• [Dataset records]
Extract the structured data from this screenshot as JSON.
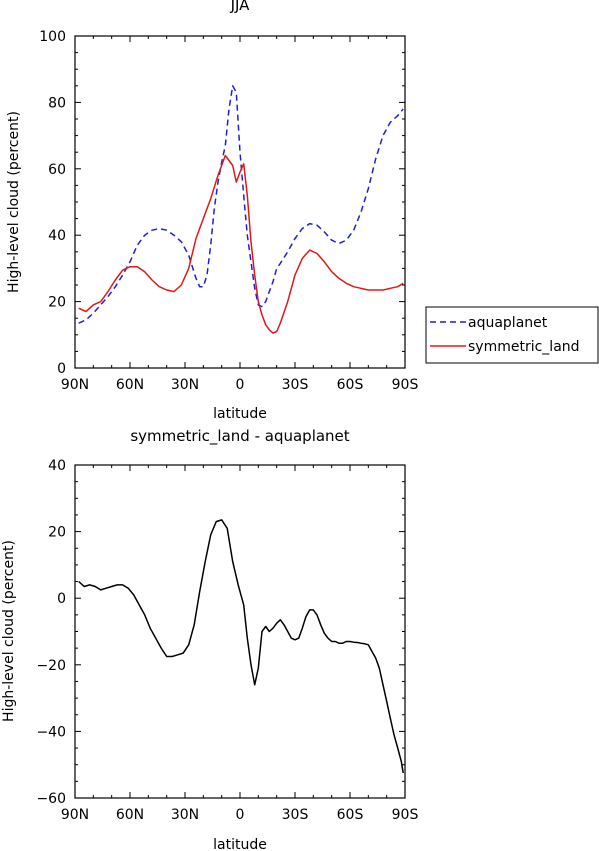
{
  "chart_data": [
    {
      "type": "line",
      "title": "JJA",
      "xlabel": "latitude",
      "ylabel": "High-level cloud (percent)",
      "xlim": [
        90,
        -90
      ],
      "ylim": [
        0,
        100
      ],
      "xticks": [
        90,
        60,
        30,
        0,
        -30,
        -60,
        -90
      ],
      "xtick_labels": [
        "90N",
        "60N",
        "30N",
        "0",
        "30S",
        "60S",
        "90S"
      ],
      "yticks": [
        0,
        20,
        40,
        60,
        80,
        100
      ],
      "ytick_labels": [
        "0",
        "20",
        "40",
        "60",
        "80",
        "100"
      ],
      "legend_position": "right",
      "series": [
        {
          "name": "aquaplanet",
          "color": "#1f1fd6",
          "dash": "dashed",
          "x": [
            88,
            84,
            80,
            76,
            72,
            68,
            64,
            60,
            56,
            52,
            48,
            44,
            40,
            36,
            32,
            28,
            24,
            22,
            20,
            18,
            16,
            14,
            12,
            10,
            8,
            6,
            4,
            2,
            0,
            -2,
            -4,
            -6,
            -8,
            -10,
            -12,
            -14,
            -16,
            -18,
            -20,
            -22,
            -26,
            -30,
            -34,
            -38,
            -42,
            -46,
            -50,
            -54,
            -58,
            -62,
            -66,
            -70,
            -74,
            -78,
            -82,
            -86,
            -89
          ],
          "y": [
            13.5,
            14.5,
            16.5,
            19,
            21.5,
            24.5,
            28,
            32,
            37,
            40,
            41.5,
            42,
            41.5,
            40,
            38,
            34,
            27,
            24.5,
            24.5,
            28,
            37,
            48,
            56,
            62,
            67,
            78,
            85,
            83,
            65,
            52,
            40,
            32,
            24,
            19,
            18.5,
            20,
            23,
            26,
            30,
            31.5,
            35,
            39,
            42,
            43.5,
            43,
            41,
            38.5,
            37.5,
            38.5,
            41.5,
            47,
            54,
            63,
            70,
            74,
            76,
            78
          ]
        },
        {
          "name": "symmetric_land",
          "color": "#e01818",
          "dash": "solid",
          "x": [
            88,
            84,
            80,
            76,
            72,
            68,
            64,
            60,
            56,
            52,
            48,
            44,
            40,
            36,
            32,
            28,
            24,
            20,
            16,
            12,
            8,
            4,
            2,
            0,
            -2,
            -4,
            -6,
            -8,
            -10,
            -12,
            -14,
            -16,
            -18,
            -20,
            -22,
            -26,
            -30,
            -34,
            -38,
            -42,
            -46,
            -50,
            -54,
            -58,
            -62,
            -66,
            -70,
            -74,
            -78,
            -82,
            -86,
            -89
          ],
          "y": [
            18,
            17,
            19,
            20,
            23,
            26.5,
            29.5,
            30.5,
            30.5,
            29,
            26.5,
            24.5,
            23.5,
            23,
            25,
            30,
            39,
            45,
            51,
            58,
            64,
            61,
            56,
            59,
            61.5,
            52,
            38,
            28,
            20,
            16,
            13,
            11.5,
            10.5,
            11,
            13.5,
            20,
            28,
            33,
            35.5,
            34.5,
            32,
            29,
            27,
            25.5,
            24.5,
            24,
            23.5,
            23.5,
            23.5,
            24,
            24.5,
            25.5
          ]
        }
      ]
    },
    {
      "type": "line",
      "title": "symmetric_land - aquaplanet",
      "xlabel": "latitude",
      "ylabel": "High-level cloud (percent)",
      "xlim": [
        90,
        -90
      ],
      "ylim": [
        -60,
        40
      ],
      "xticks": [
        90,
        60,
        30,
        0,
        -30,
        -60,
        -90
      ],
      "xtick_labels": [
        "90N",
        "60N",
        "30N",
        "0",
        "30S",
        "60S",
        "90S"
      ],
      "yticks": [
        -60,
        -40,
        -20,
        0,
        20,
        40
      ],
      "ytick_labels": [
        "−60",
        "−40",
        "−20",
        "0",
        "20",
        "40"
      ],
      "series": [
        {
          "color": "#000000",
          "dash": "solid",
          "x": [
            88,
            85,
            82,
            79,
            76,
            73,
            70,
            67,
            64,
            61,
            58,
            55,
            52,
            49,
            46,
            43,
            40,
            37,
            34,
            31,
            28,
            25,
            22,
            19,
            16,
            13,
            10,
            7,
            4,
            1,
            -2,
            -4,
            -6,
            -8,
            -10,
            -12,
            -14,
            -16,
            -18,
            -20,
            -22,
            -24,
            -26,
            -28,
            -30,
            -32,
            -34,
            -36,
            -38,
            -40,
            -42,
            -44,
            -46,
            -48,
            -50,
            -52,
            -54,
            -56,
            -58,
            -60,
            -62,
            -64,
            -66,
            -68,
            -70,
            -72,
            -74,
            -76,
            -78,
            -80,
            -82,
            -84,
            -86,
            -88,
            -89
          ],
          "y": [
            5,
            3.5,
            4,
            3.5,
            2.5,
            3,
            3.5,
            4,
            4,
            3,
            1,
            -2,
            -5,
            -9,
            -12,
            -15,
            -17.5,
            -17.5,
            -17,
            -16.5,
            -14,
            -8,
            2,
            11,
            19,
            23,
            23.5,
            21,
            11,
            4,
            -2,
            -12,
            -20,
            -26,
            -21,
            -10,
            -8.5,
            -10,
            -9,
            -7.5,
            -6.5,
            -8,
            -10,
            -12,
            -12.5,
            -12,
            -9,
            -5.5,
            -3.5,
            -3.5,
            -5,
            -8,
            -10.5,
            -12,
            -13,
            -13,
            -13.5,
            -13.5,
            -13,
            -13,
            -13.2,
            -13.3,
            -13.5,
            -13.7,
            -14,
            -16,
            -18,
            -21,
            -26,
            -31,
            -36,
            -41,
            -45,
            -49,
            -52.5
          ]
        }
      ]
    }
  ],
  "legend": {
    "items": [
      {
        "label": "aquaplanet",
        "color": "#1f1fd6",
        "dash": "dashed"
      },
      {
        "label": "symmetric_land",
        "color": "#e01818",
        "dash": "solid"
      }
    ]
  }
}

• [GIVEN REQUEST]
Reproduce all of the data exactly; the pictures do not belong in the copy.

• [ANSWER TO THE TASK]
Extract the structured data from this screenshot as JSON.
{
  "chart_data": [
    {
      "type": "line",
      "title": "JJA",
      "xlabel": "latitude",
      "ylabel": "High-level cloud (percent)",
      "xlim": [
        90,
        -90
      ],
      "ylim": [
        0,
        100
      ],
      "xticks": [
        90,
        60,
        30,
        0,
        -30,
        -60,
        -90
      ],
      "xtick_labels": [
        "90N",
        "60N",
        "30N",
        "0",
        "30S",
        "60S",
        "90S"
      ],
      "yticks": [
        0,
        20,
        40,
        60,
        80,
        100
      ],
      "ytick_labels": [
        "0",
        "20",
        "40",
        "60",
        "80",
        "100"
      ],
      "legend_position": "right",
      "series": [
        {
          "name": "aquaplanet",
          "color": "#1f1fd6",
          "dash": "dashed",
          "x": [
            88,
            84,
            80,
            76,
            72,
            68,
            64,
            60,
            56,
            52,
            48,
            44,
            40,
            36,
            32,
            28,
            24,
            22,
            20,
            18,
            16,
            14,
            12,
            10,
            8,
            6,
            4,
            2,
            0,
            -2,
            -4,
            -6,
            -8,
            -10,
            -12,
            -14,
            -16,
            -18,
            -20,
            -22,
            -26,
            -30,
            -34,
            -38,
            -42,
            -46,
            -50,
            -54,
            -58,
            -62,
            -66,
            -70,
            -74,
            -78,
            -82,
            -86,
            -89
          ],
          "y": [
            13.5,
            14.5,
            16.5,
            19,
            21.5,
            24.5,
            28,
            32,
            37,
            40,
            41.5,
            42,
            41.5,
            40,
            38,
            34,
            27,
            24.5,
            24.5,
            28,
            37,
            48,
            56,
            62,
            67,
            78,
            85,
            83,
            65,
            52,
            40,
            32,
            24,
            19,
            18.5,
            20,
            23,
            26,
            30,
            31.5,
            35,
            39,
            42,
            43.5,
            43,
            41,
            38.5,
            37.5,
            38.5,
            41.5,
            47,
            54,
            63,
            70,
            74,
            76,
            78
          ]
        },
        {
          "name": "symmetric_land",
          "color": "#e01818",
          "dash": "solid",
          "x": [
            88,
            84,
            80,
            76,
            72,
            68,
            64,
            60,
            56,
            52,
            48,
            44,
            40,
            36,
            32,
            28,
            24,
            20,
            16,
            12,
            8,
            4,
            2,
            0,
            -2,
            -4,
            -6,
            -8,
            -10,
            -12,
            -14,
            -16,
            -18,
            -20,
            -22,
            -26,
            -30,
            -34,
            -38,
            -42,
            -46,
            -50,
            -54,
            -58,
            -62,
            -66,
            -70,
            -74,
            -78,
            -82,
            -86,
            -89
          ],
          "y": [
            18,
            17,
            19,
            20,
            23,
            26.5,
            29.5,
            30.5,
            30.5,
            29,
            26.5,
            24.5,
            23.5,
            23,
            25,
            30,
            39,
            45,
            51,
            58,
            64,
            61,
            56,
            59,
            61.5,
            52,
            38,
            28,
            20,
            16,
            13,
            11.5,
            10.5,
            11,
            13.5,
            20,
            28,
            33,
            35.5,
            34.5,
            32,
            29,
            27,
            25.5,
            24.5,
            24,
            23.5,
            23.5,
            23.5,
            24,
            24.5,
            25.5
          ]
        }
      ]
    },
    {
      "type": "line",
      "title": "symmetric_land - aquaplanet",
      "xlabel": "latitude",
      "ylabel": "High-level cloud (percent)",
      "xlim": [
        90,
        -90
      ],
      "ylim": [
        -60,
        40
      ],
      "xticks": [
        90,
        60,
        30,
        0,
        -30,
        -60,
        -90
      ],
      "xtick_labels": [
        "90N",
        "60N",
        "30N",
        "0",
        "30S",
        "60S",
        "90S"
      ],
      "yticks": [
        -60,
        -40,
        -20,
        0,
        20,
        40
      ],
      "ytick_labels": [
        "−60",
        "−40",
        "−20",
        "0",
        "20",
        "40"
      ],
      "series": [
        {
          "color": "#000000",
          "dash": "solid",
          "x": [
            88,
            85,
            82,
            79,
            76,
            73,
            70,
            67,
            64,
            61,
            58,
            55,
            52,
            49,
            46,
            43,
            40,
            37,
            34,
            31,
            28,
            25,
            22,
            19,
            16,
            13,
            10,
            7,
            4,
            1,
            -2,
            -4,
            -6,
            -8,
            -10,
            -12,
            -14,
            -16,
            -18,
            -20,
            -22,
            -24,
            -26,
            -28,
            -30,
            -32,
            -34,
            -36,
            -38,
            -40,
            -42,
            -44,
            -46,
            -48,
            -50,
            -52,
            -54,
            -56,
            -58,
            -60,
            -62,
            -64,
            -66,
            -68,
            -70,
            -72,
            -74,
            -76,
            -78,
            -80,
            -82,
            -84,
            -86,
            -88,
            -89
          ],
          "y": [
            5,
            3.5,
            4,
            3.5,
            2.5,
            3,
            3.5,
            4,
            4,
            3,
            1,
            -2,
            -5,
            -9,
            -12,
            -15,
            -17.5,
            -17.5,
            -17,
            -16.5,
            -14,
            -8,
            2,
            11,
            19,
            23,
            23.5,
            21,
            11,
            4,
            -2,
            -12,
            -20,
            -26,
            -21,
            -10,
            -8.5,
            -10,
            -9,
            -7.5,
            -6.5,
            -8,
            -10,
            -12,
            -12.5,
            -12,
            -9,
            -5.5,
            -3.5,
            -3.5,
            -5,
            -8,
            -10.5,
            -12,
            -13,
            -13,
            -13.5,
            -13.5,
            -13,
            -13,
            -13.2,
            -13.3,
            -13.5,
            -13.7,
            -14,
            -16,
            -18,
            -21,
            -26,
            -31,
            -36,
            -41,
            -45,
            -49,
            -52.5
          ]
        }
      ]
    }
  ],
  "legend": {
    "items": [
      {
        "label": "aquaplanet",
        "color": "#1f1fd6",
        "dash": "dashed"
      },
      {
        "label": "symmetric_land",
        "color": "#e01818",
        "dash": "solid"
      }
    ]
  }
}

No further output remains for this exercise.